_What the task asks:_ Note each line where "this" appears, and copy it.

— BEGIN Supplied data —

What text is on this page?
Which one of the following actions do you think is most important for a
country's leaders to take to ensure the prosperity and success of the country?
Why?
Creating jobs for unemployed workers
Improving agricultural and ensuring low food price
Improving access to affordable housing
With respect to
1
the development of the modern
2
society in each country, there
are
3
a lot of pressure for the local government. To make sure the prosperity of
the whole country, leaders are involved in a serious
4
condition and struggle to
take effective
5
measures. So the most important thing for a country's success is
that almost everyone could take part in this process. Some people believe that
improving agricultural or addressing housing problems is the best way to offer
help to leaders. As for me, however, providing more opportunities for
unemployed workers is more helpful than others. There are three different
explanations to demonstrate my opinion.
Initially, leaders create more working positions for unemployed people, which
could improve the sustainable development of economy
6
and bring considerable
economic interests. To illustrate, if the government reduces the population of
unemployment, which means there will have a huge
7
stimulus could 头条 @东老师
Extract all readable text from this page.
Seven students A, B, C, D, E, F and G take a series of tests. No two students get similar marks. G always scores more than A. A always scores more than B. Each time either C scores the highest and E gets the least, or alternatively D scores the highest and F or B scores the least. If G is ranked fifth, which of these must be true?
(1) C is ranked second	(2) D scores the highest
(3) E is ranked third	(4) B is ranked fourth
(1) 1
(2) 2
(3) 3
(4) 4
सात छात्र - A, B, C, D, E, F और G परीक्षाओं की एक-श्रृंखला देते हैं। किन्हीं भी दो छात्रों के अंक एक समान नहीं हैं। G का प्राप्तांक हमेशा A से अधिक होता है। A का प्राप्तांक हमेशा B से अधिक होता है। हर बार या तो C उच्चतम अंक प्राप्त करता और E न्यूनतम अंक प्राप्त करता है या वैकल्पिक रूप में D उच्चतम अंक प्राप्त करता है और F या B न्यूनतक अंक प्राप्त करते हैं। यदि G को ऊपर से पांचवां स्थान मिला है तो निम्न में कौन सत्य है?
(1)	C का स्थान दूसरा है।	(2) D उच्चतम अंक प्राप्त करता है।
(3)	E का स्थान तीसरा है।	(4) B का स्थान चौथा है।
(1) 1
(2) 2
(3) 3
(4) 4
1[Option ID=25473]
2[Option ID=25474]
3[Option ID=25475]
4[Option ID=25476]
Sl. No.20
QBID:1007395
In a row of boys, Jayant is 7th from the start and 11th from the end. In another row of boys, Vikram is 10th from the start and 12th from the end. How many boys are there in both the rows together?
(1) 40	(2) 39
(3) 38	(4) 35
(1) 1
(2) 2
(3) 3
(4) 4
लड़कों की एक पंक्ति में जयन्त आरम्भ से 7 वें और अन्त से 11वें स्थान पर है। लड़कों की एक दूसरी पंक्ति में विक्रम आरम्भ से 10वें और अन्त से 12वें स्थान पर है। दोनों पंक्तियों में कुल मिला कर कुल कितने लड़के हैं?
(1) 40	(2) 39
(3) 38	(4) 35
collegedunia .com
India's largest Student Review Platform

— END Supplied data —

_The solution:_
What text is on this page?
that almost everyone could take part in this process. Some people believe that
Extract all readable text from this page.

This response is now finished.